** Supplied text **
----

Infants later diagnosed with autism have lower canonical babbling ratios in the first year of life

Affiliations

Infants later diagnosed with autism have lower canonical babbling ratios in the first year of life

L D Yankowitz et al. Mol Autism. .

Abstract

Background: Canonical babbling-producing syllables with a mature consonant, full vowel, and smooth transition-is an important developmental milestone that typically occurs in the first year of life. Some studies indicate delayed or reduced canonical babbling in infants at high familial likelihood for autism spectrum disorder (ASD) or who later receive an ASD diagnosis, but evidence is mixed. More refined characterization of babbling in the first year of life in infants with high likelihood for ASD is needed.

Methods: Vocalizations produced at 6 and 12 months by infants (n = 267) taking part in a longitudinal study were coded for canonical and non-canonical syllables. Infants were categorized as low familial likelihood (LL), high familial likelihood diagnosed with ASD at 24 months (HL-ASD) or not diagnosed (HL-Neg). Language delay was assessed based on 24-month expressive and receptive language scores. Canonical babble ratio (CBR) was calculated by dividing the number of canonical syllables by the number of total syllables. Generalized linear (mixed) models were used to assess the relationship between group membership and CBR, controlling for site, sex, and maternal education. Logistic regression was used to assess whether canonical babbling ratios at 6 and 12 months predict 24-month diagnostic outcome.

----

[Stored dataset items]
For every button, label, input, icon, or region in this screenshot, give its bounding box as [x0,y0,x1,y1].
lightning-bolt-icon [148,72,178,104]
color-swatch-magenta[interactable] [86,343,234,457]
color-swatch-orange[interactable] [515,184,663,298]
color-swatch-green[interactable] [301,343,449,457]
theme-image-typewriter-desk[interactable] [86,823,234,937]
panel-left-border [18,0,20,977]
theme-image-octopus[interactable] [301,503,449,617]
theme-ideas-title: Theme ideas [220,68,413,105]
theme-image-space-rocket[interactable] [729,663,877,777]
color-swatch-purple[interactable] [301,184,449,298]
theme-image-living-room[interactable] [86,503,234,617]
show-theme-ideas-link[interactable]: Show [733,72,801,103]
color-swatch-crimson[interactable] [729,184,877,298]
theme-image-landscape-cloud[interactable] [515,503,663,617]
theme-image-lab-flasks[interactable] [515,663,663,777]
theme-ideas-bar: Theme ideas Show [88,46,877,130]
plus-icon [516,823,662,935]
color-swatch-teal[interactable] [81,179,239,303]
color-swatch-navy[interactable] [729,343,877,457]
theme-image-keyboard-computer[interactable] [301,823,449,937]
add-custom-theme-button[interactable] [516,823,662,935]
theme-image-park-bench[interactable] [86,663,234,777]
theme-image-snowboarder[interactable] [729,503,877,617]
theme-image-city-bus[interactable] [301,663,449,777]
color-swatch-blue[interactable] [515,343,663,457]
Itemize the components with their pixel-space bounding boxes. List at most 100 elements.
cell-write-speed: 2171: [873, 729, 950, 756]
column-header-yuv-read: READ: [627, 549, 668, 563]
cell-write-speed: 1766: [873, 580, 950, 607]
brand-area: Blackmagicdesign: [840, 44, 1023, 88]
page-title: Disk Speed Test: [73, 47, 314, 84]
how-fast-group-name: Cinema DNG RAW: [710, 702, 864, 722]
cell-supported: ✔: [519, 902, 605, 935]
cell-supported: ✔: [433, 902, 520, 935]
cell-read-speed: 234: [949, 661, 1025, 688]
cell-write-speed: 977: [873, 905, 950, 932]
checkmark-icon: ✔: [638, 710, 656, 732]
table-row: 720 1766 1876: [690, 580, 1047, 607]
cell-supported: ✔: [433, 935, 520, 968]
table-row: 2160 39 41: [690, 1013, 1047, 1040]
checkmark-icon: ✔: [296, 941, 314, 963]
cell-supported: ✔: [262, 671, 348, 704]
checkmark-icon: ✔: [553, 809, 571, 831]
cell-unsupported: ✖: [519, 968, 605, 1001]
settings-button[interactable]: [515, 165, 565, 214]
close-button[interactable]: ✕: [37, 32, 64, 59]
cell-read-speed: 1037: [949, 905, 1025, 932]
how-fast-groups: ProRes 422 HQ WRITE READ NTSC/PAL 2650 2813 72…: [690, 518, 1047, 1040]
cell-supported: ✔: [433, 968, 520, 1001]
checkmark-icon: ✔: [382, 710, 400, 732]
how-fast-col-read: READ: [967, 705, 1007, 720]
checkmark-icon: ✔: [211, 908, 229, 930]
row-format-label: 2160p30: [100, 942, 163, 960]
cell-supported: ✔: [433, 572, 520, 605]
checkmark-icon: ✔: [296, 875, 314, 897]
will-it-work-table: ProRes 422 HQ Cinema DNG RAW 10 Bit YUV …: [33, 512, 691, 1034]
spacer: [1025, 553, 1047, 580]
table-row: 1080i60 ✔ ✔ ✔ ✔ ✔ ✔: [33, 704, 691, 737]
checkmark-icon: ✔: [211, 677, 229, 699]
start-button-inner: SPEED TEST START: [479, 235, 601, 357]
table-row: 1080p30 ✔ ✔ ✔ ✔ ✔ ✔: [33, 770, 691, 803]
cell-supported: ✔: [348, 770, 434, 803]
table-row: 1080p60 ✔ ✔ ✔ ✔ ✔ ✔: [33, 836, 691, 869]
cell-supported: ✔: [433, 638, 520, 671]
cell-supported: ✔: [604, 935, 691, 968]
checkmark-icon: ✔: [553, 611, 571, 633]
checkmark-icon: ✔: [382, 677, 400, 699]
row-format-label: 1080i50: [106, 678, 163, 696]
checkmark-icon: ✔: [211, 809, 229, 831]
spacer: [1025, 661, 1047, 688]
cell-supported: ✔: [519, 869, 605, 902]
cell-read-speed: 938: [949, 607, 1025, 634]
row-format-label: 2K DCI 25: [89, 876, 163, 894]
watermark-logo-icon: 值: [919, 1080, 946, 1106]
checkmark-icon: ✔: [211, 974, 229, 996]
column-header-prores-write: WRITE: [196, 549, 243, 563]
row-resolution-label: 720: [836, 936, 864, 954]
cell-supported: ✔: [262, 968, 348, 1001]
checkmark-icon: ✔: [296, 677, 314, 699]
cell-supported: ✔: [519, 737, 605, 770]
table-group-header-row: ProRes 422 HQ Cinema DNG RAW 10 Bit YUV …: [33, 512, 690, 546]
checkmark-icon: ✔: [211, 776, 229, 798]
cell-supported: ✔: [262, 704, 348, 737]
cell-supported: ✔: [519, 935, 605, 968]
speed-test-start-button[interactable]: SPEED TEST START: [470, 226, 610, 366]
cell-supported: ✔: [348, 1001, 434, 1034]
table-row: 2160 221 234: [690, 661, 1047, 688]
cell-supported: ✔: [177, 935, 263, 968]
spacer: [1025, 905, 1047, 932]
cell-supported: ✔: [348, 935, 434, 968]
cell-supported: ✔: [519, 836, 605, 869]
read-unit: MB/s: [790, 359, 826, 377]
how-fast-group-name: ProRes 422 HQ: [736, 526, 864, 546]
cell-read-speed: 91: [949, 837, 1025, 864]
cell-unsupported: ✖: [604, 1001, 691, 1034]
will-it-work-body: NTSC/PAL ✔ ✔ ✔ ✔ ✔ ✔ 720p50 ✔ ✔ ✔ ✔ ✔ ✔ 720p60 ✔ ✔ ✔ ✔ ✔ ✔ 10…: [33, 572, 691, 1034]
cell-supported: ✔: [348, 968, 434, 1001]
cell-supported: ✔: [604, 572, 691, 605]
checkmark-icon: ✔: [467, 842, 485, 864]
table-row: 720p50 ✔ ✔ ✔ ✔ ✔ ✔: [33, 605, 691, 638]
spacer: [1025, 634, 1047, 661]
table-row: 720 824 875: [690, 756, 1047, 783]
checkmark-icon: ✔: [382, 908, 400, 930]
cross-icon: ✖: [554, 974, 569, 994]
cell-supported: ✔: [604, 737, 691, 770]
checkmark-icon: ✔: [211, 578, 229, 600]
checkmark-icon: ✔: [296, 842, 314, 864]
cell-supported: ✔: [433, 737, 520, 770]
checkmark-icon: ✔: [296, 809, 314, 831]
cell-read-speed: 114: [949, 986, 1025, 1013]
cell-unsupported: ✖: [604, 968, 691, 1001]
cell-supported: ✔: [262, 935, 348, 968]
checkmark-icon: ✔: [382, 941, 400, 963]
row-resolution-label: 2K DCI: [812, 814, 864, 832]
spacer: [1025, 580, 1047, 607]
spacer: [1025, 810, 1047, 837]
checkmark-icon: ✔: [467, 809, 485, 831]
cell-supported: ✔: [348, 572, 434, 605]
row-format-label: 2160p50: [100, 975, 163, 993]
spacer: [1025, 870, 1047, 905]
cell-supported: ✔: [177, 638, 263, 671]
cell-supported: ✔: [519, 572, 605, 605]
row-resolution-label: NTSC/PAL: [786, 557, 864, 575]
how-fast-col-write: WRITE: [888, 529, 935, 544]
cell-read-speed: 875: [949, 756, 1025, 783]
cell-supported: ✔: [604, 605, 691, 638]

----

** What to do **
1. From the babbling abstract, set down word for word the passage starting with "L D Yankowitz et" and going on through "ASD is needed.".
2. Condense the paragraph of the babbling abstract that begins "Methods: Vocalizations produced" into a bulleted list that retains its main facts.
Rely on the babbling abstract alone when responding.

** Results in order **
1.
L D Yankowitz et al. Mol Autism. .

Abstract

Background: Canonical babbling-producing syllables with a mature consonant, full vowel, and smooth transition-is an important developmental milestone that typically occurs in the first year of life. Some studies indicate delayed or reduced canonical babbling in infants at high familial likelihood for autism spectrum disorder (ASD) or who later receive an ASD diagnosis, but evidence is mixed. More refined characterization of babbling in the first year of life in infants with high likelihood for ASD is needed.

2.
- Vocalizations from 267 infants in a longitudinal study were recorded at 6 and 12 months and coded for canonical and non-canonical syllables.
- Infants were grouped as low familial likelihood (LL), high familial likelihood diagnosed with ASD at 24 months (HL-ASD), or high familial likelihood not diagnosed (HL-Neg).
- Language delay was assessed from expressive and receptive language scores at 24 months.
- Canonical babble ratio (CBR) was calculated as canonical syllables divided by total syllables.
- Generalized linear (mixed) models tested the link between group and CBR, controlling for site, sex, and maternal education.
- Logistic regression tested whether CBR at 6 and 12 months predicts diagnostic outcome at 24 months.